Stored items

# # # #

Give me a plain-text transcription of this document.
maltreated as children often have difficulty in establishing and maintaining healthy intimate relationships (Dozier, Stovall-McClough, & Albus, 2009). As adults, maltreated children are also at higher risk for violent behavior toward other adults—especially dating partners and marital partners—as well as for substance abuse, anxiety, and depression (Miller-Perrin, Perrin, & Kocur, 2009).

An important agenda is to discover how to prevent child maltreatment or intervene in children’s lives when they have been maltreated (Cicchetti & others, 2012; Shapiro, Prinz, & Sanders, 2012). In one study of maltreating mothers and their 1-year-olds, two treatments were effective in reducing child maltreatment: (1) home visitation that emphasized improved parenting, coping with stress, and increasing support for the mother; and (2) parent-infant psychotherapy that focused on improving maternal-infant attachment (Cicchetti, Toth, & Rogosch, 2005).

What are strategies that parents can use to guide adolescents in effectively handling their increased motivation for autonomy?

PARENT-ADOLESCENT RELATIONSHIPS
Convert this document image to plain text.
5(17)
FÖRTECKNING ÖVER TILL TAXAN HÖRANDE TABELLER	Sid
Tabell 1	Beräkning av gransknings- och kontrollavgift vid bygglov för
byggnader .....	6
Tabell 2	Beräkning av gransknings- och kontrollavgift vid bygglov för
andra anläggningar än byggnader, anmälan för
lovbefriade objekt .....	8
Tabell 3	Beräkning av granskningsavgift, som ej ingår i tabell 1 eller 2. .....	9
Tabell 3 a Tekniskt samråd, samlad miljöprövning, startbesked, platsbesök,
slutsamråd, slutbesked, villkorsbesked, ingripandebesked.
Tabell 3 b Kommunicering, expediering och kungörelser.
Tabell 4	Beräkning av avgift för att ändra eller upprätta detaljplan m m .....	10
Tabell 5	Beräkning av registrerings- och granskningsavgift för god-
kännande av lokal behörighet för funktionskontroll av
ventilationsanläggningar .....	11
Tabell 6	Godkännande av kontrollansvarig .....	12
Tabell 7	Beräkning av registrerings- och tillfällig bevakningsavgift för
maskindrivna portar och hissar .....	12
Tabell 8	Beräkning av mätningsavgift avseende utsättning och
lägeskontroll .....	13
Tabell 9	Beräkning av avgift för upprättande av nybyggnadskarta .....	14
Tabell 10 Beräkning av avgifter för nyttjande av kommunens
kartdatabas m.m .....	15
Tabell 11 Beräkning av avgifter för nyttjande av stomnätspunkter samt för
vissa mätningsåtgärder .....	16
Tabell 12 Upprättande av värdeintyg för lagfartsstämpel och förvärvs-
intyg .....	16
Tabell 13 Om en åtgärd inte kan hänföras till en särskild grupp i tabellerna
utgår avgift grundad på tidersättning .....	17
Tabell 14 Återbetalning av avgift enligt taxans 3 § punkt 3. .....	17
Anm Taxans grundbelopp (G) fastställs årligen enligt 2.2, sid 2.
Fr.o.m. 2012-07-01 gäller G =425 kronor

# # # #

• **Do this**:
Quote the data above in full, changing nothing.

• **The answer**:
Give me a plain-text transcription of this document.
maltreated as children often have difficulty in establishing and maintaining healthy intimate relationships (Dozier, Stovall-McClough, & Albus, 2009). As adults, maltreated children are also at higher risk for violent behavior toward other adults—especially dating partners and marital partners—as well as for substance abuse, anxiety, and depression (Miller-Perrin, Perrin, & Kocur, 2009).

An important agenda is to discover how to prevent child maltreatment or intervene in children’s lives when they have been maltreated (Cicchetti & others, 2012; Shapiro, Prinz, & Sanders, 2012). In one study of maltreating mothers and their 1-year-olds, two treatments were effective in reducing child maltreatment: (1) home visitation that emphasized improved parenting, coping with stress, and increasing support for the mother; and (2) parent-infant psychotherapy that focused on improving maternal-infant attachment (Cicchetti, Toth, & Rogosch, 2005).

What are strategies that parents can use to guide adolescents in effectively handling their increased motivation for autonomy?

PARENT-ADOLESCENT RELATIONSHIPS
Convert this document image to plain text.
5(17)
FÖRTECKNING ÖVER TILL TAXAN HÖRANDE TABELLER	Sid
Tabell 1	Beräkning av gransknings- och kontrollavgift vid bygglov för
byggnader .....	6
Tabell 2	Beräkning av gransknings- och kontrollavgift vid bygglov för
andra anläggningar än byggnader, anmälan för
lovbefriade objekt .....	8
Tabell 3	Beräkning av granskningsavgift, som ej ingår i tabell 1 eller 2. .....	9
Tabell 3 a Tekniskt samråd, samlad miljöprövning, startbesked, platsbesök,
slutsamråd, slutbesked, villkorsbesked, ingripandebesked.
Tabell 3 b Kommunicering, expediering och kungörelser.
Tabell 4	Beräkning av avgift för att ändra eller upprätta detaljplan m m .....	10
Tabell 5	Beräkning av registrerings- och granskningsavgift för god-
kännande av lokal behörighet för funktionskontroll av
ventilationsanläggningar .....	11
Tabell 6	Godkännande av kontrollansvarig .....	12
Tabell 7	Beräkning av registrerings- och tillfällig bevakningsavgift för
maskindrivna portar och hissar .....	12
Tabell 8	Beräkning av mätningsavgift avseende utsättning och
lägeskontroll .....	13
Tabell 9	Beräkning av avgift för upprättande av nybyggnadskarta .....	14
Tabell 10 Beräkning av avgifter för nyttjande av kommunens
kartdatabas m.m .....	15
Tabell 11 Beräkning av avgifter för nyttjande av stomnätspunkter samt för
vissa mätningsåtgärder .....	16
Tabell 12 Upprättande av värdeintyg för lagfartsstämpel och förvärvs-
intyg .....	16
Tabell 13 Om en åtgärd inte kan hänföras till en särskild grupp i tabellerna
utgår avgift grundad på tidersättning .....	17
Tabell 14 Återbetalning av avgift enligt taxans 3 § punkt 3. .....	17
Anm Taxans grundbelopp (G) fastställs årligen enligt 2.2, sid 2.
Fr.o.m. 2012-07-01 gäller G =425 kronor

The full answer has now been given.